*The exercise:*
Tally each line where the word "that" occurs, then give only the total.

(Records excerpted from a collection)
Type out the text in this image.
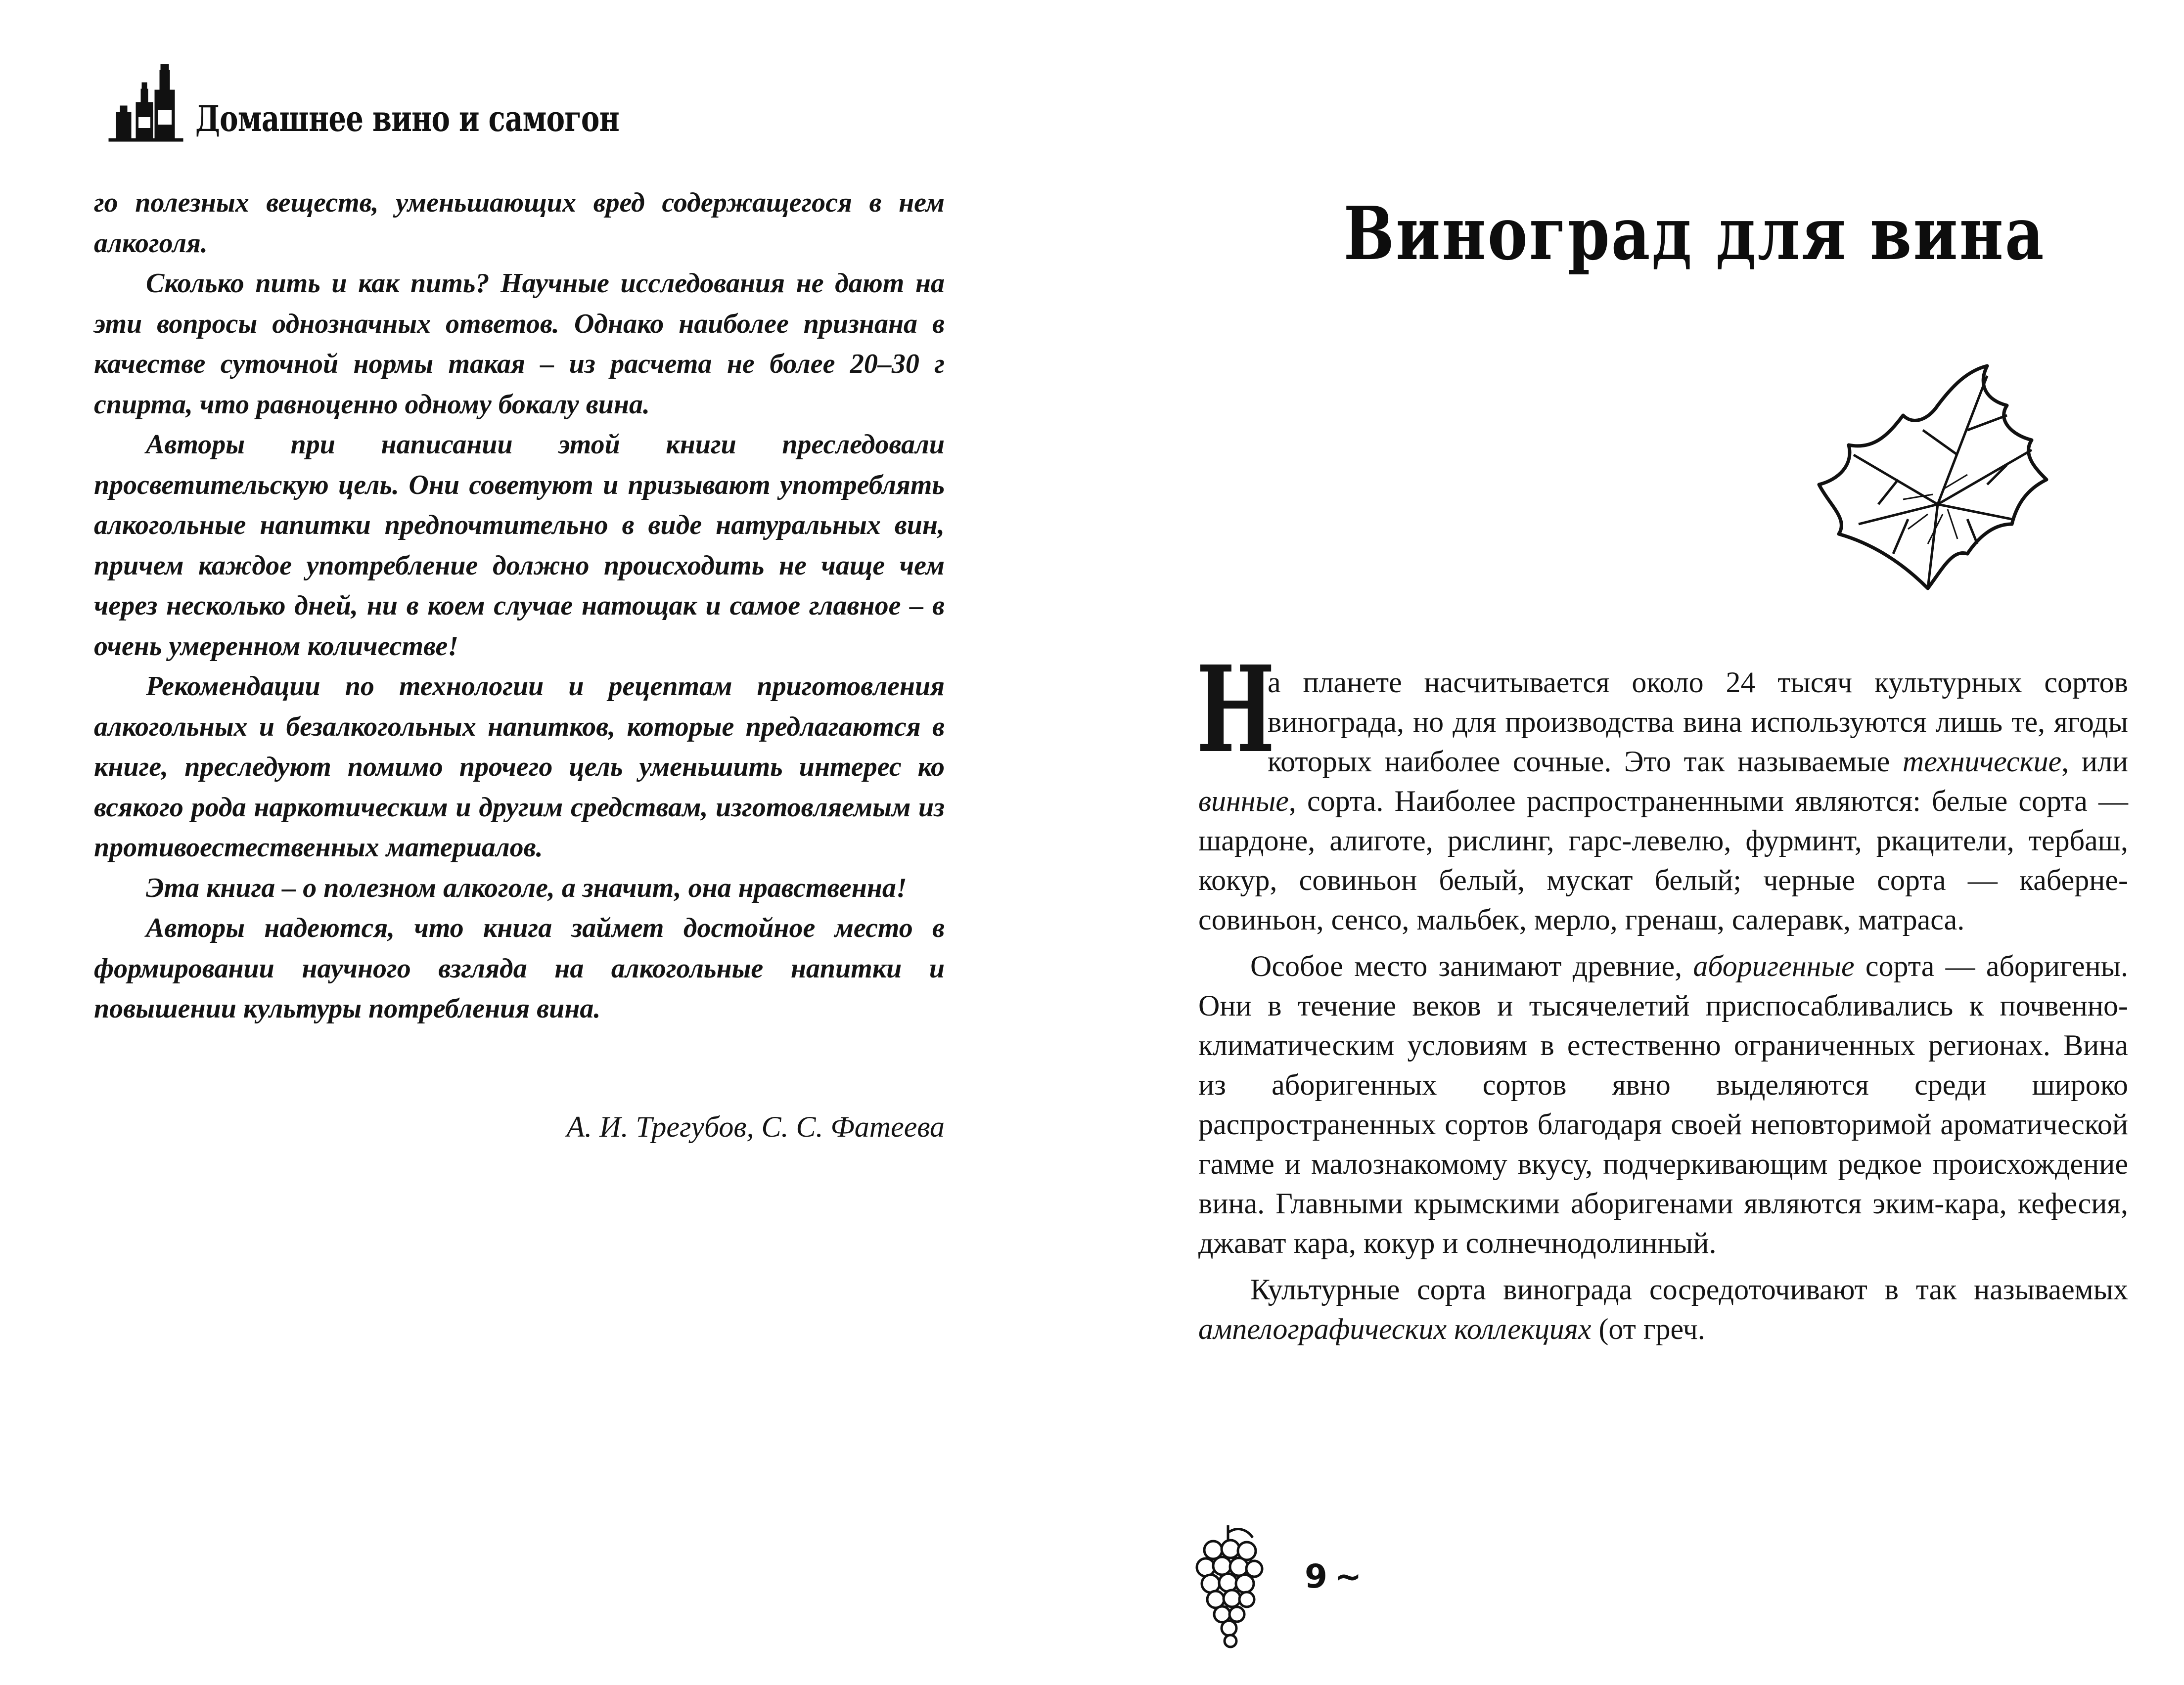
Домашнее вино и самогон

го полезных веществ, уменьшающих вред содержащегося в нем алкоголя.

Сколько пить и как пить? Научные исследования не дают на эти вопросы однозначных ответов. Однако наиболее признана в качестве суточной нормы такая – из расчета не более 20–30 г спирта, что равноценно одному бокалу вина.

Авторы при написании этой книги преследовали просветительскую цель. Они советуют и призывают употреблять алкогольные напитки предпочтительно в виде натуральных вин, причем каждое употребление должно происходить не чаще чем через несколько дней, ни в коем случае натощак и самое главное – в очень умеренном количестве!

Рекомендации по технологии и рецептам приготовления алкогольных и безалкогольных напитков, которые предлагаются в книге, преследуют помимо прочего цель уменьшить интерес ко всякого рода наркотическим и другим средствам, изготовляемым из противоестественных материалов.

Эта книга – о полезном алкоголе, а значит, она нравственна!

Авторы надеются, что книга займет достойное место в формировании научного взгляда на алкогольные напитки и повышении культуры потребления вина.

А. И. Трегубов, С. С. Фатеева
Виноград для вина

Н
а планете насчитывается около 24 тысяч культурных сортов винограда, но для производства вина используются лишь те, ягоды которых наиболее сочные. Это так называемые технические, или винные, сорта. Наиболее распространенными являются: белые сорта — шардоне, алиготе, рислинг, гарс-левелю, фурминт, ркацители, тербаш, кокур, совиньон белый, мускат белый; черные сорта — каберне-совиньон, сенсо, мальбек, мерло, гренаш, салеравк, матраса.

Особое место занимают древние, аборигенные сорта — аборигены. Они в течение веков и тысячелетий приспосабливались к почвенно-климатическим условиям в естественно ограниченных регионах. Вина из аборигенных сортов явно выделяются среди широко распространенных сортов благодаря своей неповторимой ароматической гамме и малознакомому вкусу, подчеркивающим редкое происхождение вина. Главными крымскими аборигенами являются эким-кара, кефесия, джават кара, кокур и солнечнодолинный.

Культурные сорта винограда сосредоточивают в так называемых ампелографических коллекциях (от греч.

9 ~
==
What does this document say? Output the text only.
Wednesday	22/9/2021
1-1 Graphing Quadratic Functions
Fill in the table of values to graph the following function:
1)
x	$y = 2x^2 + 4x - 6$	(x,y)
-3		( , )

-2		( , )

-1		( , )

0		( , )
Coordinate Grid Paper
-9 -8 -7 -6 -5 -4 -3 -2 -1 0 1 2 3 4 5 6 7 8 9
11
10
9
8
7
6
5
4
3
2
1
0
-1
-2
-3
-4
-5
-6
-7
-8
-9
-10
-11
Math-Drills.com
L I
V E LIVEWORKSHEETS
==
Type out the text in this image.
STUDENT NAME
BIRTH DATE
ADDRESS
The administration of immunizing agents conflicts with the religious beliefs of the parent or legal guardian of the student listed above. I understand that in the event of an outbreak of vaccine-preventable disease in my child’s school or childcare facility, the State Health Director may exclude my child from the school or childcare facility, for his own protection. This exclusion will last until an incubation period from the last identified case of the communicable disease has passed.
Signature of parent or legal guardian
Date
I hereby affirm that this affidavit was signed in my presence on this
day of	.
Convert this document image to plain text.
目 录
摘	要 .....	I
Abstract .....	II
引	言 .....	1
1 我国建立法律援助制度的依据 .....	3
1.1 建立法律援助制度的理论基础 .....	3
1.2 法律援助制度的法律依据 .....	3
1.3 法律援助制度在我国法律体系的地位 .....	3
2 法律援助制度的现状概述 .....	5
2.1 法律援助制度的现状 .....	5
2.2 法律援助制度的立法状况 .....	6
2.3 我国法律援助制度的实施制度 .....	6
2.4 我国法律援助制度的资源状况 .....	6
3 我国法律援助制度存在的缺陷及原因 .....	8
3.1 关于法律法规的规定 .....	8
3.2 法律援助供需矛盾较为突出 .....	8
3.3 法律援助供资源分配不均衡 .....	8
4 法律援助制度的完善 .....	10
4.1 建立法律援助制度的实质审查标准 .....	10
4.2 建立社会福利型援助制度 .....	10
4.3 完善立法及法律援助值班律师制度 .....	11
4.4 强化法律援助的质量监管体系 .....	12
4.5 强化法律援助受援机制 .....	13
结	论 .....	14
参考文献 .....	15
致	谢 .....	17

*Exercise result:*
2